▸ **Requirement**:
Look through the data below. Collect every line where the word "model" occurs.
%%
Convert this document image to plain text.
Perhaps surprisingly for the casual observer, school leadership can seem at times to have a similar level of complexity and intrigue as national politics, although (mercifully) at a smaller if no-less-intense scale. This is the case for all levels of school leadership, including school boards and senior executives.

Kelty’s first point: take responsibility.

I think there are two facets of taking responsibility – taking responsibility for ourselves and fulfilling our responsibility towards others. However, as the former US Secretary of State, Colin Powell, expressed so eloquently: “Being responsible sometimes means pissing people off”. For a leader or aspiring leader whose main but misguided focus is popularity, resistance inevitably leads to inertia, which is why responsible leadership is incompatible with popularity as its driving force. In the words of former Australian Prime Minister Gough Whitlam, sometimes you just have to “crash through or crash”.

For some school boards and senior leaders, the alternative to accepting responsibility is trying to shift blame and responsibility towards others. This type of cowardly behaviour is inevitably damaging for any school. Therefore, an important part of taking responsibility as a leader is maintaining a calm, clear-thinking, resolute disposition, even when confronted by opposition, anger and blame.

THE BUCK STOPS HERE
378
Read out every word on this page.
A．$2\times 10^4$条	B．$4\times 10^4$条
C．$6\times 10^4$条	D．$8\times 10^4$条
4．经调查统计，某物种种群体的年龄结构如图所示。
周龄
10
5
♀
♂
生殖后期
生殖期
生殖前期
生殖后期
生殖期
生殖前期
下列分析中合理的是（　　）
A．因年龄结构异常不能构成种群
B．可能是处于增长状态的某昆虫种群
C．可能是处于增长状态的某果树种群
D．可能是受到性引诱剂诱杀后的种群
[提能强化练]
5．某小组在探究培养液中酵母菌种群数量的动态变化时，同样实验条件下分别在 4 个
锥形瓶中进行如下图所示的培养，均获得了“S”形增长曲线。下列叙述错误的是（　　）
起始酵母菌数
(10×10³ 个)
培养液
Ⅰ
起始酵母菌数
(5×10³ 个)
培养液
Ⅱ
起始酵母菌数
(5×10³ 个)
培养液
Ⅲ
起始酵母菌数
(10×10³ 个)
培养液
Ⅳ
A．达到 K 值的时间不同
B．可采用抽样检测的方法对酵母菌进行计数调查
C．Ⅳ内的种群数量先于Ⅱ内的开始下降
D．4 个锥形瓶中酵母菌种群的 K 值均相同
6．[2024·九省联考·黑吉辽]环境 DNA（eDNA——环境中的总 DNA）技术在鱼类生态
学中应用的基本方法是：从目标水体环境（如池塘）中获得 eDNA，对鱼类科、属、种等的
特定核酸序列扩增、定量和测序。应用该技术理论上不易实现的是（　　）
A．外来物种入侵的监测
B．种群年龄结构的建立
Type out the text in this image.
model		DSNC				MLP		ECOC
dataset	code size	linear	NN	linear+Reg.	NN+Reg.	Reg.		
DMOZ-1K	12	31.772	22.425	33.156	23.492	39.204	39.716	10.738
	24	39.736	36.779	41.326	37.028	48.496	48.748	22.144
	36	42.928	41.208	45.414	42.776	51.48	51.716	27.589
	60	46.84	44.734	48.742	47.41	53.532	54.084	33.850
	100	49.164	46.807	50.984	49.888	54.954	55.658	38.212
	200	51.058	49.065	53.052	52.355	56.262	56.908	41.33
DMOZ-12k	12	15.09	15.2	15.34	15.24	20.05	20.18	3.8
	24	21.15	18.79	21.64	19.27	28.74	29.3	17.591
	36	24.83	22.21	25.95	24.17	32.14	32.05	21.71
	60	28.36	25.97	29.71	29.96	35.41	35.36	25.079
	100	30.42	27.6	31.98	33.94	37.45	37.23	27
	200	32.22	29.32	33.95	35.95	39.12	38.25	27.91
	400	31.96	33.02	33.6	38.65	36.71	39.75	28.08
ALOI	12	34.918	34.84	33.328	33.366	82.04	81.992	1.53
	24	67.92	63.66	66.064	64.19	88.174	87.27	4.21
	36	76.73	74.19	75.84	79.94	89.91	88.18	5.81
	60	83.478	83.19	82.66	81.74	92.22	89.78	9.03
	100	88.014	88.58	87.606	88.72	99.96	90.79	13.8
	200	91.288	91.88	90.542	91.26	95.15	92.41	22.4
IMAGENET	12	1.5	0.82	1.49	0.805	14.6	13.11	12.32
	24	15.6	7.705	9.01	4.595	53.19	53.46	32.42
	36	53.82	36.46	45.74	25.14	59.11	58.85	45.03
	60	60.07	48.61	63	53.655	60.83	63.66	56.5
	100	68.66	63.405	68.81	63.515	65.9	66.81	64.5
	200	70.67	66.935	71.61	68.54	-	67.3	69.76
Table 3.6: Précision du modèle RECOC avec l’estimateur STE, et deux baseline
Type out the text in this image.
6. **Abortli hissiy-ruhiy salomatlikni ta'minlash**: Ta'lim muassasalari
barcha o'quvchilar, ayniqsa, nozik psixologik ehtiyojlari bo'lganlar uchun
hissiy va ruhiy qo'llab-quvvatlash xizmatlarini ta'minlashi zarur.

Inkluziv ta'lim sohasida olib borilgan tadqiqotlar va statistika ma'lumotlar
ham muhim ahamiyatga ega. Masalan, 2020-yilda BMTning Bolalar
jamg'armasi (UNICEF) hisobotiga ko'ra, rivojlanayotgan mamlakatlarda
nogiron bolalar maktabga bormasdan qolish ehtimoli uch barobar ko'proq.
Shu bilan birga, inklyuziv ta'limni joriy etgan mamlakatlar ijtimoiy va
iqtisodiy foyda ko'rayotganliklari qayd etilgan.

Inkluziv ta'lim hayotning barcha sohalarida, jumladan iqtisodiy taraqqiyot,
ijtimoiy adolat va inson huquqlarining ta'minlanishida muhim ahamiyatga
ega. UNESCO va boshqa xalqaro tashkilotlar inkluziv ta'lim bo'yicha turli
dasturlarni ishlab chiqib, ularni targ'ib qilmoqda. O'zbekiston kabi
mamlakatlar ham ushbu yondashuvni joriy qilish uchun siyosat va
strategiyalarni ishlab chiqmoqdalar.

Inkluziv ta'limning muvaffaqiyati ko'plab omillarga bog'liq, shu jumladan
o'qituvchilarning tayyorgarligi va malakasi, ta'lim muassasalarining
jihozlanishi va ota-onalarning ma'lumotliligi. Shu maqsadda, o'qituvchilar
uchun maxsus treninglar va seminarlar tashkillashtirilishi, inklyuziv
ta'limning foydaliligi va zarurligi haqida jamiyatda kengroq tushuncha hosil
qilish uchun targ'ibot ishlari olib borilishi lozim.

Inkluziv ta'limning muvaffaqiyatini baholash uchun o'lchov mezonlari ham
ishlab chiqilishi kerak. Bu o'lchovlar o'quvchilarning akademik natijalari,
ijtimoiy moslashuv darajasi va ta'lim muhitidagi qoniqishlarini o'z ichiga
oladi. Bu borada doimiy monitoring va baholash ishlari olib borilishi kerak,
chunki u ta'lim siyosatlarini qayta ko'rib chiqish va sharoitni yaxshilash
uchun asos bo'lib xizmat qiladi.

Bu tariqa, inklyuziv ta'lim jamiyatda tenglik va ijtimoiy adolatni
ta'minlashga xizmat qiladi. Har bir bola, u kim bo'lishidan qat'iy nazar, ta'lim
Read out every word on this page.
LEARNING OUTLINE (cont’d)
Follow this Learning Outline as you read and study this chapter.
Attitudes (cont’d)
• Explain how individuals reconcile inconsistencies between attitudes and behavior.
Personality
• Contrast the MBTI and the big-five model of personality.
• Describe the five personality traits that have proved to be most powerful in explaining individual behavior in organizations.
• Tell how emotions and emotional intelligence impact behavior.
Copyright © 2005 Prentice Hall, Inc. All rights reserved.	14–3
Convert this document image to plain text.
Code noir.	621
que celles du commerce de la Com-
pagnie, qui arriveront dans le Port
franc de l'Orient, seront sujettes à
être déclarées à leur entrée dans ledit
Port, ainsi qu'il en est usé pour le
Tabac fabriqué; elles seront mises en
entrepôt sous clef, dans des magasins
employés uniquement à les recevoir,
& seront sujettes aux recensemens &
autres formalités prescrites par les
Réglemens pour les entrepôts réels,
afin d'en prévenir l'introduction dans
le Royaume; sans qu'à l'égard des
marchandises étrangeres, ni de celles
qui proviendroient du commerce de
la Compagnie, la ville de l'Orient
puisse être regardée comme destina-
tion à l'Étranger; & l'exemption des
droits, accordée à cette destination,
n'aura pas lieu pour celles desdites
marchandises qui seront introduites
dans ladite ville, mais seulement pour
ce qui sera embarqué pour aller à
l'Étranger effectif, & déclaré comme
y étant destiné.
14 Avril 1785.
%%
▸ **Exercise answer**:
model		DSNC				MLP		ECOC
• Contrast the MBTI and the big-five model of personality.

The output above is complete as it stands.